*EXERCISE AIM*
Set out each line from the following listing that includes the word "presente".

*RECORDS FOR PROCESSING*
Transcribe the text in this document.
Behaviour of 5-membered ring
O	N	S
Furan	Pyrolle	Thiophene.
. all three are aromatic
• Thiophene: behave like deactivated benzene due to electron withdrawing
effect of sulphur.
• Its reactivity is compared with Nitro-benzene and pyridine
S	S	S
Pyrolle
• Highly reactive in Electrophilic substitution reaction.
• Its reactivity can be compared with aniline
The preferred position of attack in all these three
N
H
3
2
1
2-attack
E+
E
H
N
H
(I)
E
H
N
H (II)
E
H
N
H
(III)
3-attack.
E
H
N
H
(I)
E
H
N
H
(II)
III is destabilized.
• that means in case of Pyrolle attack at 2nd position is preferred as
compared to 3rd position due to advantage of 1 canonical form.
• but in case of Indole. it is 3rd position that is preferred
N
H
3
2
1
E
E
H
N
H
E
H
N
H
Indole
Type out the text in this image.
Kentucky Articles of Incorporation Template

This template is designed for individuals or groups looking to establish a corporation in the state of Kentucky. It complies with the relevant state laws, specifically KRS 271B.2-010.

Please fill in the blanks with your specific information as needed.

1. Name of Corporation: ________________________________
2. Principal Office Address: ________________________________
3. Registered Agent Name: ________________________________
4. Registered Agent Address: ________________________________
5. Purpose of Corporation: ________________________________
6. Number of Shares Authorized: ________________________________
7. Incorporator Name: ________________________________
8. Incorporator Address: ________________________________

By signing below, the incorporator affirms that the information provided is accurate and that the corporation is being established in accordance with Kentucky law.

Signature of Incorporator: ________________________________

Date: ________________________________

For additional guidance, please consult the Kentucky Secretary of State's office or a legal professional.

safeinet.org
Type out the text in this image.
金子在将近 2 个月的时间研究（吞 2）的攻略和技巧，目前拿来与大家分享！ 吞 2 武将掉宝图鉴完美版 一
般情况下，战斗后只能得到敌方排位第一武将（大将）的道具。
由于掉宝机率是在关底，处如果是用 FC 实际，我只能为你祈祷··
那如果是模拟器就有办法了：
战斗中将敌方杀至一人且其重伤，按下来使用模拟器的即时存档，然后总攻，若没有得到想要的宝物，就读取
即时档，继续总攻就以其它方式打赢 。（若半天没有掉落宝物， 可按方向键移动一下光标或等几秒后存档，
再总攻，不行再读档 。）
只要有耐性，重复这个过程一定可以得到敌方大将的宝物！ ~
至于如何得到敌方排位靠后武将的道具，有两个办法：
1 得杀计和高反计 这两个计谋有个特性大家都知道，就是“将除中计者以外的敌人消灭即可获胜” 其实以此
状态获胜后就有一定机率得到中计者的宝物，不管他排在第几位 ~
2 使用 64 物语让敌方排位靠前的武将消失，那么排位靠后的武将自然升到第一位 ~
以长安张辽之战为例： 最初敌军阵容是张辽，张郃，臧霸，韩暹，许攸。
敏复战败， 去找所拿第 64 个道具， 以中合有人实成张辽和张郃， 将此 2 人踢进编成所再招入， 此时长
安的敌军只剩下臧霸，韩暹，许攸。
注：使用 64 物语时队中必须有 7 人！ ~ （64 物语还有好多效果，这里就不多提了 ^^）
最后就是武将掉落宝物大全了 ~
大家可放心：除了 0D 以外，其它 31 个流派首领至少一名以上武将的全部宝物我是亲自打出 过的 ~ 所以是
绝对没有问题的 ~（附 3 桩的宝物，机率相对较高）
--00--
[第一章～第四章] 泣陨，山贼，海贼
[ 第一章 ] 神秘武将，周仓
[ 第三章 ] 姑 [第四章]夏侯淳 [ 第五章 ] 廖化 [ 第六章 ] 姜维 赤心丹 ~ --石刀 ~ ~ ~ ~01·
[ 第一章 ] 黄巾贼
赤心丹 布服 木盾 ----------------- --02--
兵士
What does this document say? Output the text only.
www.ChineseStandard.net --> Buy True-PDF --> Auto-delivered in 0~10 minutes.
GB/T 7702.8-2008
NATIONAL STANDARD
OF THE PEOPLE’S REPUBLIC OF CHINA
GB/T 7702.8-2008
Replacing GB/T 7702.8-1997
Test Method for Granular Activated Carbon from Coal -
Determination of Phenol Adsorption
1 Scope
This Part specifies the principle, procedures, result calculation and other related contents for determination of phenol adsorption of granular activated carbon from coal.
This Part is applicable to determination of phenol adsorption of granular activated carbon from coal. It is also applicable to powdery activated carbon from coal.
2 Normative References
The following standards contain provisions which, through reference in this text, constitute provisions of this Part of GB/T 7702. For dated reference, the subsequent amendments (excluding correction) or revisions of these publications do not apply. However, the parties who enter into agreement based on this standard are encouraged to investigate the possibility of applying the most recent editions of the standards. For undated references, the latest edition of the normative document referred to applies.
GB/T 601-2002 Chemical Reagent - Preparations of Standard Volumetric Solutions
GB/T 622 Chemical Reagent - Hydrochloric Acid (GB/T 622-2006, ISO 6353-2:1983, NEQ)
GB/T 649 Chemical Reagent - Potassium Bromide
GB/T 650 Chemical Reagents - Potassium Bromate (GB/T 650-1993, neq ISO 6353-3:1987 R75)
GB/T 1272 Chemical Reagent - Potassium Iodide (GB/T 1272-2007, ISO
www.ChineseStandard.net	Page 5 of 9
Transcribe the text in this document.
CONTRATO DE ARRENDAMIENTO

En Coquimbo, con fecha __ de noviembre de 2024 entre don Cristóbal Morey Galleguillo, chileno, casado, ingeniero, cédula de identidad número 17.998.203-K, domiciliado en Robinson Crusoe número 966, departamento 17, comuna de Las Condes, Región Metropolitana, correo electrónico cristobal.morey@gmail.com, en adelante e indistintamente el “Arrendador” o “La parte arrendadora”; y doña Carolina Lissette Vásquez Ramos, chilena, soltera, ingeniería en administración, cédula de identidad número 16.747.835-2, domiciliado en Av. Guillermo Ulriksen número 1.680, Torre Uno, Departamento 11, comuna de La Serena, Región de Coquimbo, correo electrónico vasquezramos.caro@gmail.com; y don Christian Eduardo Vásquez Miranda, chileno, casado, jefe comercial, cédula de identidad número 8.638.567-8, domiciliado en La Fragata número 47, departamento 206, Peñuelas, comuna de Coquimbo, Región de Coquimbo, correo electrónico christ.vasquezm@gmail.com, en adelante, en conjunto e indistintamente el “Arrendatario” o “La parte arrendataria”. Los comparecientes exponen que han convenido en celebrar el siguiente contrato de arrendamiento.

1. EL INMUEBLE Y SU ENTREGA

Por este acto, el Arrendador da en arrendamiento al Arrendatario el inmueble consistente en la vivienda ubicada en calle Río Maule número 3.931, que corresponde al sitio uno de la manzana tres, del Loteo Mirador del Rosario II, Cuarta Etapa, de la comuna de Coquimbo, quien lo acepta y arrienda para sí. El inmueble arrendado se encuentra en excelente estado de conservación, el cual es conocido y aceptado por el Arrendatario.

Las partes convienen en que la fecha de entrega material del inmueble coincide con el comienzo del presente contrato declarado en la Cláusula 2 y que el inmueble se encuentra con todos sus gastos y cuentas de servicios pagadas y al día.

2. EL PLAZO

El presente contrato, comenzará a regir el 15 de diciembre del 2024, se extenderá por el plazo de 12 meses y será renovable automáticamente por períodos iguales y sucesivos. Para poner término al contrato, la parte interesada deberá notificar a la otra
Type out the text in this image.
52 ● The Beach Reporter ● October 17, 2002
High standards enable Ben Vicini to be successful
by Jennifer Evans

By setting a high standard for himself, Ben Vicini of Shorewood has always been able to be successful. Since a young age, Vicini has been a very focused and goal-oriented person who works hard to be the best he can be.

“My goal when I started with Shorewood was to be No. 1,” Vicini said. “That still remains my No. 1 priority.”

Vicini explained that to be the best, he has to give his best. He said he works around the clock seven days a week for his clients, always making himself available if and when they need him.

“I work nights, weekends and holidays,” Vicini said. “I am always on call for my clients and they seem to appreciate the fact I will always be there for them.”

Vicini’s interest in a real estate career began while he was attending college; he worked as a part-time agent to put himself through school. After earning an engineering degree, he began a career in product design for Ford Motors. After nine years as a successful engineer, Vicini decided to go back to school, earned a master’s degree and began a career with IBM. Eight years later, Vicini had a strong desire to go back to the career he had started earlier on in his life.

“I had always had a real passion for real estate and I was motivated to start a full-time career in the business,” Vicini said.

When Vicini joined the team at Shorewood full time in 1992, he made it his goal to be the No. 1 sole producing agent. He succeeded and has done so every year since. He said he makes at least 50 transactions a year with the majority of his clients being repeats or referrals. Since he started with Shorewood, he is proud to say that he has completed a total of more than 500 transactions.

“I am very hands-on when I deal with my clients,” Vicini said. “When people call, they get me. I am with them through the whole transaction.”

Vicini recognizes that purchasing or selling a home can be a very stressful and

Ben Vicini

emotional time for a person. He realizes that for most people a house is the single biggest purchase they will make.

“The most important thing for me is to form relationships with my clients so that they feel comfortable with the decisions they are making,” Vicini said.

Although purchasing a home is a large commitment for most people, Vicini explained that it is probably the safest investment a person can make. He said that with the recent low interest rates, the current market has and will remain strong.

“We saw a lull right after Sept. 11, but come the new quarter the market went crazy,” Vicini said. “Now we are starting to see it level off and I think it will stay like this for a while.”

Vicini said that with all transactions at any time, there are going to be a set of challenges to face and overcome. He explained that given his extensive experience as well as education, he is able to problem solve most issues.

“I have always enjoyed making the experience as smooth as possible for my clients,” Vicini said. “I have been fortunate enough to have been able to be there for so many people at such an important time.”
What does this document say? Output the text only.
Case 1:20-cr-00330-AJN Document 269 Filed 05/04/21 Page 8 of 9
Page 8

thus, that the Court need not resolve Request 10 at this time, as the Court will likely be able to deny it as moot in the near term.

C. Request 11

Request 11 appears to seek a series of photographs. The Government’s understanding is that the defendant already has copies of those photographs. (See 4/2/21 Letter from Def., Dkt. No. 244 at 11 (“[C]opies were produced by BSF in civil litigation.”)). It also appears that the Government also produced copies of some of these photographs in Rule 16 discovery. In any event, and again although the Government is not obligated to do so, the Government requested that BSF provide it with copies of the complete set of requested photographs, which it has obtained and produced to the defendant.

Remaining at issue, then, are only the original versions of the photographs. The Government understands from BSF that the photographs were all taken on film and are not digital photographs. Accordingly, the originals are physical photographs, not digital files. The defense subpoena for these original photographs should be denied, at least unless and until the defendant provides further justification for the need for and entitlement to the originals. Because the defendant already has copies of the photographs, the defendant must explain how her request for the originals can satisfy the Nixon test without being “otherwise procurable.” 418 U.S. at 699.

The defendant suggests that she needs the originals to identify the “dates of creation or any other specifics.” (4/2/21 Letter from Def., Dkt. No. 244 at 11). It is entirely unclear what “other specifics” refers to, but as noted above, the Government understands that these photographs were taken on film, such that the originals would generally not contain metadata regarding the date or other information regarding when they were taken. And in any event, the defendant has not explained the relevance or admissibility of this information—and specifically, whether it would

*RESULT BELOW*
Las partes convienen en que la fecha de entrega material del inmueble coincide con el comienzo del presente contrato declarado en la Cláusula 2 y que el inmueble se encuentra con todos sus gastos y cuentas de servicios pagadas y al día.
El presente contrato, comenzará a regir el 15 de diciembre del 2024, se extenderá por el plazo de 12 meses y será renovable automáticamente por períodos iguales y sucesivos. Para poner término al contrato, la parte interesada deberá notificar a la otra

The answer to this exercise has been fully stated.